>>>

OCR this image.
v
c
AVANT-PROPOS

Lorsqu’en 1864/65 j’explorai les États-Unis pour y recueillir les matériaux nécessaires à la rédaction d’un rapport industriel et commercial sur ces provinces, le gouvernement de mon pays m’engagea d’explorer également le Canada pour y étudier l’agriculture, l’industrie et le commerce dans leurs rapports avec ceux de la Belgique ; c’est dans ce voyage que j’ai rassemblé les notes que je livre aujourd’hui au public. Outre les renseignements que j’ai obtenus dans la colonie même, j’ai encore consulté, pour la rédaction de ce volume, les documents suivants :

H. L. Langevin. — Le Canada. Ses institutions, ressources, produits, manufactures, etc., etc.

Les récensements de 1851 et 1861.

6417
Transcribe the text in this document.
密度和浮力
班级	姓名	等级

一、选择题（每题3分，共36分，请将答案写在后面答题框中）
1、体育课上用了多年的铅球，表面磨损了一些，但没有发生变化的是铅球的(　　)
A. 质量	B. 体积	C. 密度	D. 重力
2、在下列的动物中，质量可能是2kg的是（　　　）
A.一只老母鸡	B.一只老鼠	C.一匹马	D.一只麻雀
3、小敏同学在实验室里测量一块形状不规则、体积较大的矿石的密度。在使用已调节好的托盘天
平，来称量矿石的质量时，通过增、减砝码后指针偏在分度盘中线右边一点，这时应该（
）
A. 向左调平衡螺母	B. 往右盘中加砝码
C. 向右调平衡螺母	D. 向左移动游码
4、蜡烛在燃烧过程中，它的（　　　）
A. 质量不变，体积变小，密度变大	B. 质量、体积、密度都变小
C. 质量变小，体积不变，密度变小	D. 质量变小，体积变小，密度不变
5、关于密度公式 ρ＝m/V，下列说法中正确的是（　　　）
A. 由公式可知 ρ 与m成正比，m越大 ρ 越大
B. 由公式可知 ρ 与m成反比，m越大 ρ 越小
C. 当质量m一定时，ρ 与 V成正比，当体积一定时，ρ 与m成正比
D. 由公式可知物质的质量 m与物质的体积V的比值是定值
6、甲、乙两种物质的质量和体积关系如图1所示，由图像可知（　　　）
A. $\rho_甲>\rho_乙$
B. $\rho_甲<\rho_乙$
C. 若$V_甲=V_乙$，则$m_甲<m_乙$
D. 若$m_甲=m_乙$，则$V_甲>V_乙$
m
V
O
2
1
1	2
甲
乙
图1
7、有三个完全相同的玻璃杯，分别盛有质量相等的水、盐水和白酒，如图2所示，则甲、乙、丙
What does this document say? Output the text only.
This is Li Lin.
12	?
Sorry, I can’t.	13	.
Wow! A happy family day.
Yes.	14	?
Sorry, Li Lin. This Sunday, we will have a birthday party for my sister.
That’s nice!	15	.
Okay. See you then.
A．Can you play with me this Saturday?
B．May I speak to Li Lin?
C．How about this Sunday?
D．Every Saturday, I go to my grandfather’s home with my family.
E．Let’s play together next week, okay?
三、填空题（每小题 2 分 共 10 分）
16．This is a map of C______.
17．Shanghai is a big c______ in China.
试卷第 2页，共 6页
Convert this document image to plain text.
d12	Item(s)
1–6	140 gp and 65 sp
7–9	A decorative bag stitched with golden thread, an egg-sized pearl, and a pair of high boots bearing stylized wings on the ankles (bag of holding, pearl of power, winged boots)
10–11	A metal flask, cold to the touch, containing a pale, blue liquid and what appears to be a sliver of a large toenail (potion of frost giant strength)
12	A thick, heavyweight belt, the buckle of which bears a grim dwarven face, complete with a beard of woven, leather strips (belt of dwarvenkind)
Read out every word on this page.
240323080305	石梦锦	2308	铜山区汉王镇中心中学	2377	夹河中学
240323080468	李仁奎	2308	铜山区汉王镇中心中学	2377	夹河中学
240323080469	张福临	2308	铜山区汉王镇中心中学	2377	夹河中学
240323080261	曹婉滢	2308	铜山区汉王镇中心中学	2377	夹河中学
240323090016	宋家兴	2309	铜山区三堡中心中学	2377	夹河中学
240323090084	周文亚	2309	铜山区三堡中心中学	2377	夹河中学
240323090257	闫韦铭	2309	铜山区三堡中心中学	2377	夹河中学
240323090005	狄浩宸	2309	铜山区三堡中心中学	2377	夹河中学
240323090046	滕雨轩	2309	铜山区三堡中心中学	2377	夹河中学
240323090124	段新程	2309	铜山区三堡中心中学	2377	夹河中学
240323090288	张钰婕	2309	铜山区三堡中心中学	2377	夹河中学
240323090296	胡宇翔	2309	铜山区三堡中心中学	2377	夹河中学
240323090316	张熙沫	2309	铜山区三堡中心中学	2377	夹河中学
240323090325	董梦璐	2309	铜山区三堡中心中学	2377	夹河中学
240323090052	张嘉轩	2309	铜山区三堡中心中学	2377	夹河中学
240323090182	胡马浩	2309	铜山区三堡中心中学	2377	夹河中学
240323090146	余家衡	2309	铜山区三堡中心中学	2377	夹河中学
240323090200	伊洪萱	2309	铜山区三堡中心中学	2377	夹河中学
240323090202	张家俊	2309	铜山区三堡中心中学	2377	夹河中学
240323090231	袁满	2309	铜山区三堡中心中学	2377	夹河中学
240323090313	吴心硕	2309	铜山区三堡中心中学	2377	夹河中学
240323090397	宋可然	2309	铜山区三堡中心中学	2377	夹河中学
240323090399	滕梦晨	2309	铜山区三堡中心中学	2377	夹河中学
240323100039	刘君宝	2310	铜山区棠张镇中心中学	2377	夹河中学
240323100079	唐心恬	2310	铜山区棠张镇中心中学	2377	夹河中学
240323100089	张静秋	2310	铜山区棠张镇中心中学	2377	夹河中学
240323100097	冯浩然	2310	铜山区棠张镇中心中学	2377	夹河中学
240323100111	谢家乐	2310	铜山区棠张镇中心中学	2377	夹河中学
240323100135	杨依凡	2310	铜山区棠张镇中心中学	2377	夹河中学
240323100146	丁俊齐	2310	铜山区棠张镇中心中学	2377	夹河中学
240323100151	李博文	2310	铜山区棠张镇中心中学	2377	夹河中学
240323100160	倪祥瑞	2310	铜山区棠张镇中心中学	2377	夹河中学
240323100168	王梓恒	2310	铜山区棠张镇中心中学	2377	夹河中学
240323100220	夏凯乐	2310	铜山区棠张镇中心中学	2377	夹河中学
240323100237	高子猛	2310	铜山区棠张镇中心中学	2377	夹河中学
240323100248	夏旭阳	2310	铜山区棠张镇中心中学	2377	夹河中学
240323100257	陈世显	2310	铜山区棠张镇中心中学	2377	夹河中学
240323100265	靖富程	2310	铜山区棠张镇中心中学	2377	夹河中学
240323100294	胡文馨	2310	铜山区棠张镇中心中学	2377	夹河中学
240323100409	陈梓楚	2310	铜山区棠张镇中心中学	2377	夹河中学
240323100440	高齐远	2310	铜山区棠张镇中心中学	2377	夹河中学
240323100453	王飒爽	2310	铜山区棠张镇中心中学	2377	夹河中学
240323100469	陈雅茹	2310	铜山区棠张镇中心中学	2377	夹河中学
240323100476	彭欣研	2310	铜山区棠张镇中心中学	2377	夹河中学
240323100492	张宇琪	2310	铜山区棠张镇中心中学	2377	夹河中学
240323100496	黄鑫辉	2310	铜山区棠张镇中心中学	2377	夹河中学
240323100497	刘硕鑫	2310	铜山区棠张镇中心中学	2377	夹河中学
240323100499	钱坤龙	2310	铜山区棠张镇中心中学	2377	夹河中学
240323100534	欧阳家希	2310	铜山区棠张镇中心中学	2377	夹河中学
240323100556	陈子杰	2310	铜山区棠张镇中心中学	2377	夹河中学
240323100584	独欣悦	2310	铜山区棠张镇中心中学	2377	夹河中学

<<<

> _YOUR TASK_
How many lines in the records above contain the word "体积变小"? Reply with the number and nothing more.

> _RIGHT ANSWER_
2